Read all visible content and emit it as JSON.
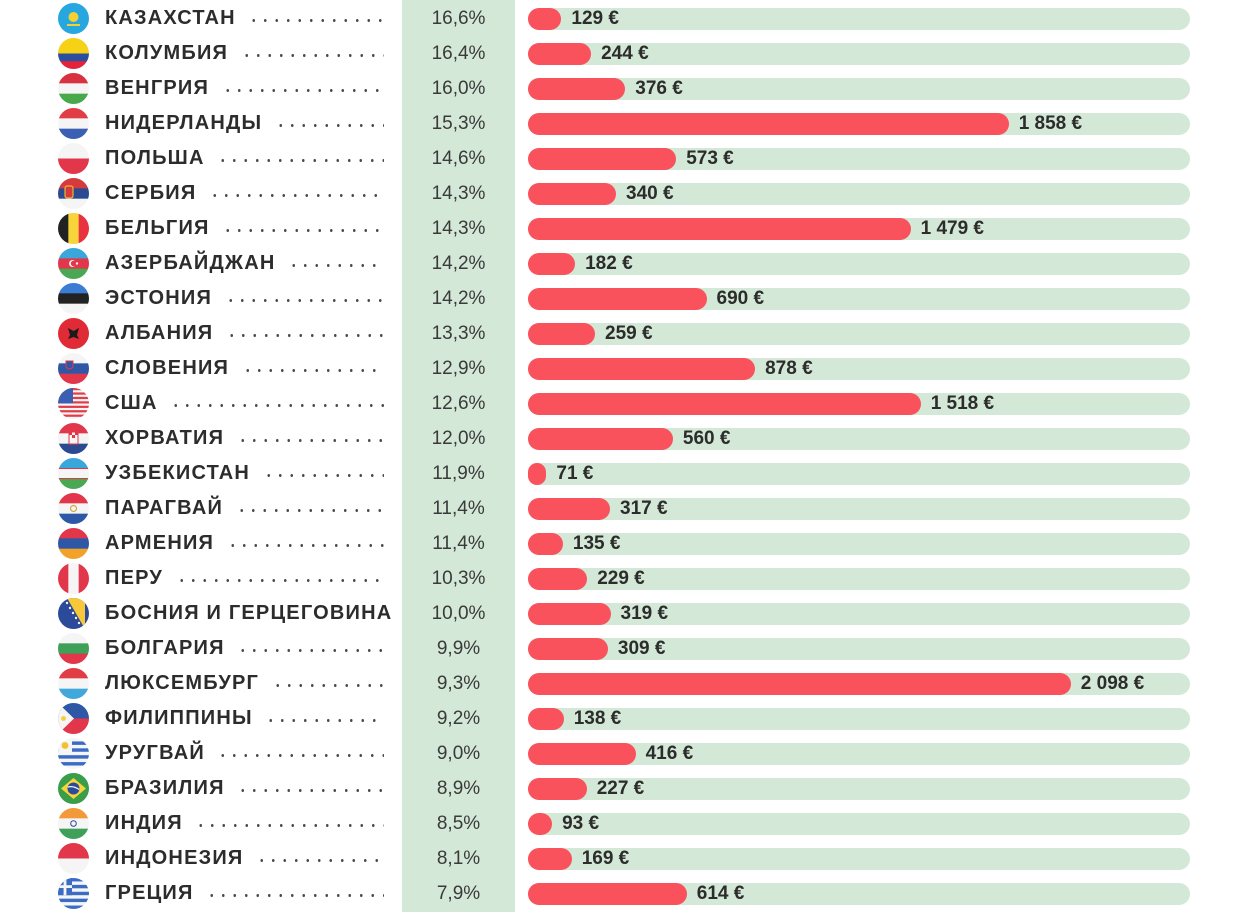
{
  "chart_data": {
    "type": "bar",
    "orientation": "horizontal",
    "currency": "€",
    "categories": [
      "КАЗАХСТАН",
      "КОЛУМБИЯ",
      "ВЕНГРИЯ",
      "НИДЕРЛАНДЫ",
      "ПОЛЬША",
      "СЕРБИЯ",
      "БЕЛЬГИЯ",
      "АЗЕРБАЙДЖАН",
      "ЭСТОНИЯ",
      "АЛБАНИЯ",
      "СЛОВЕНИЯ",
      "США",
      "ХОРВАТИЯ",
      "УЗБЕКИСТАН",
      "ПАРАГВАЙ",
      "АРМЕНИЯ",
      "ПЕРУ",
      "БОСНИЯ И ГЕРЦЕГОВИНА",
      "БОЛГАРИЯ",
      "ЛЮКСЕМБУРГ",
      "ФИЛИППИНЫ",
      "УРУГВАЙ",
      "БРАЗИЛИЯ",
      "ИНДИЯ",
      "ИНДОНЕЗИЯ",
      "ГРЕЦИЯ"
    ],
    "percent_labels": [
      "16,6%",
      "16,4%",
      "16,0%",
      "15,3%",
      "14,6%",
      "14,3%",
      "14,3%",
      "14,2%",
      "14,2%",
      "13,3%",
      "12,9%",
      "12,6%",
      "12,0%",
      "11,9%",
      "11,4%",
      "11,4%",
      "10,3%",
      "10,0%",
      "9,9%",
      "9,3%",
      "9,2%",
      "9,0%",
      "8,9%",
      "8,5%",
      "8,1%",
      "7,9%"
    ],
    "values": [
      129,
      244,
      376,
      1858,
      573,
      340,
      1479,
      182,
      690,
      259,
      878,
      1518,
      560,
      71,
      317,
      135,
      229,
      319,
      309,
      2098,
      138,
      416,
      227,
      93,
      169,
      614
    ],
    "value_labels": [
      "129 €",
      "244 €",
      "376 €",
      "1 858 €",
      "573 €",
      "340 €",
      "1 479 €",
      "182 €",
      "690 €",
      "259 €",
      "878 €",
      "1 518 €",
      "560 €",
      "71 €",
      "317 €",
      "135 €",
      "229 €",
      "319 €",
      "309 €",
      "2 098 €",
      "138 €",
      "416 €",
      "227 €",
      "93 €",
      "169 €",
      "614 €"
    ],
    "xlim": [
      0,
      2200
    ],
    "flags": [
      "kazakhstan-flag-icon",
      "colombia-flag-icon",
      "hungary-flag-icon",
      "netherlands-flag-icon",
      "poland-flag-icon",
      "serbia-flag-icon",
      "belgium-flag-icon",
      "azerbaijan-flag-icon",
      "estonia-flag-icon",
      "albania-flag-icon",
      "slovenia-flag-icon",
      "usa-flag-icon",
      "croatia-flag-icon",
      "uzbekistan-flag-icon",
      "paraguay-flag-icon",
      "armenia-flag-icon",
      "peru-flag-icon",
      "bosnia-flag-icon",
      "bulgaria-flag-icon",
      "luxembourg-flag-icon",
      "philippines-flag-icon",
      "uruguay-flag-icon",
      "brazil-flag-icon",
      "india-flag-icon",
      "indonesia-flag-icon",
      "greece-flag-icon"
    ],
    "colors": {
      "bar": "#fa525c",
      "track": "#d3e8d6",
      "percent_band": "#d3e8d6",
      "text": "#2c2c2c"
    },
    "grid": false,
    "legend": "none"
  }
}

**GIVEN TASK:**
Quote everything in the listing above exactly; pictures are the only thing to omit.

**RESPONSE BELOW:**
Read all visible content and emit it as JSON.
{
  "chart_data": {
    "type": "bar",
    "orientation": "horizontal",
    "currency": "€",
    "categories": [
      "КАЗАХСТАН",
      "КОЛУМБИЯ",
      "ВЕНГРИЯ",
      "НИДЕРЛАНДЫ",
      "ПОЛЬША",
      "СЕРБИЯ",
      "БЕЛЬГИЯ",
      "АЗЕРБАЙДЖАН",
      "ЭСТОНИЯ",
      "АЛБАНИЯ",
      "СЛОВЕНИЯ",
      "США",
      "ХОРВАТИЯ",
      "УЗБЕКИСТАН",
      "ПАРАГВАЙ",
      "АРМЕНИЯ",
      "ПЕРУ",
      "БОСНИЯ И ГЕРЦЕГОВИНА",
      "БОЛГАРИЯ",
      "ЛЮКСЕМБУРГ",
      "ФИЛИППИНЫ",
      "УРУГВАЙ",
      "БРАЗИЛИЯ",
      "ИНДИЯ",
      "ИНДОНЕЗИЯ",
      "ГРЕЦИЯ"
    ],
    "percent_labels": [
      "16,6%",
      "16,4%",
      "16,0%",
      "15,3%",
      "14,6%",
      "14,3%",
      "14,3%",
      "14,2%",
      "14,2%",
      "13,3%",
      "12,9%",
      "12,6%",
      "12,0%",
      "11,9%",
      "11,4%",
      "11,4%",
      "10,3%",
      "10,0%",
      "9,9%",
      "9,3%",
      "9,2%",
      "9,0%",
      "8,9%",
      "8,5%",
      "8,1%",
      "7,9%"
    ],
    "values": [
      129,
      244,
      376,
      1858,
      573,
      340,
      1479,
      182,
      690,
      259,
      878,
      1518,
      560,
      71,
      317,
      135,
      229,
      319,
      309,
      2098,
      138,
      416,
      227,
      93,
      169,
      614
    ],
    "value_labels": [
      "129 €",
      "244 €",
      "376 €",
      "1 858 €",
      "573 €",
      "340 €",
      "1 479 €",
      "182 €",
      "690 €",
      "259 €",
      "878 €",
      "1 518 €",
      "560 €",
      "71 €",
      "317 €",
      "135 €",
      "229 €",
      "319 €",
      "309 €",
      "2 098 €",
      "138 €",
      "416 €",
      "227 €",
      "93 €",
      "169 €",
      "614 €"
    ],
    "xlim": [
      0,
      2200
    ],
    "flags": [
      "kazakhstan-flag-icon",
      "colombia-flag-icon",
      "hungary-flag-icon",
      "netherlands-flag-icon",
      "poland-flag-icon",
      "serbia-flag-icon",
      "belgium-flag-icon",
      "azerbaijan-flag-icon",
      "estonia-flag-icon",
      "albania-flag-icon",
      "slovenia-flag-icon",
      "usa-flag-icon",
      "croatia-flag-icon",
      "uzbekistan-flag-icon",
      "paraguay-flag-icon",
      "armenia-flag-icon",
      "peru-flag-icon",
      "bosnia-flag-icon",
      "bulgaria-flag-icon",
      "luxembourg-flag-icon",
      "philippines-flag-icon",
      "uruguay-flag-icon",
      "brazil-flag-icon",
      "india-flag-icon",
      "indonesia-flag-icon",
      "greece-flag-icon"
    ],
    "colors": {
      "bar": "#fa525c",
      "track": "#d3e8d6",
      "percent_band": "#d3e8d6",
      "text": "#2c2c2c"
    },
    "grid": false,
    "legend": "none"
  }
}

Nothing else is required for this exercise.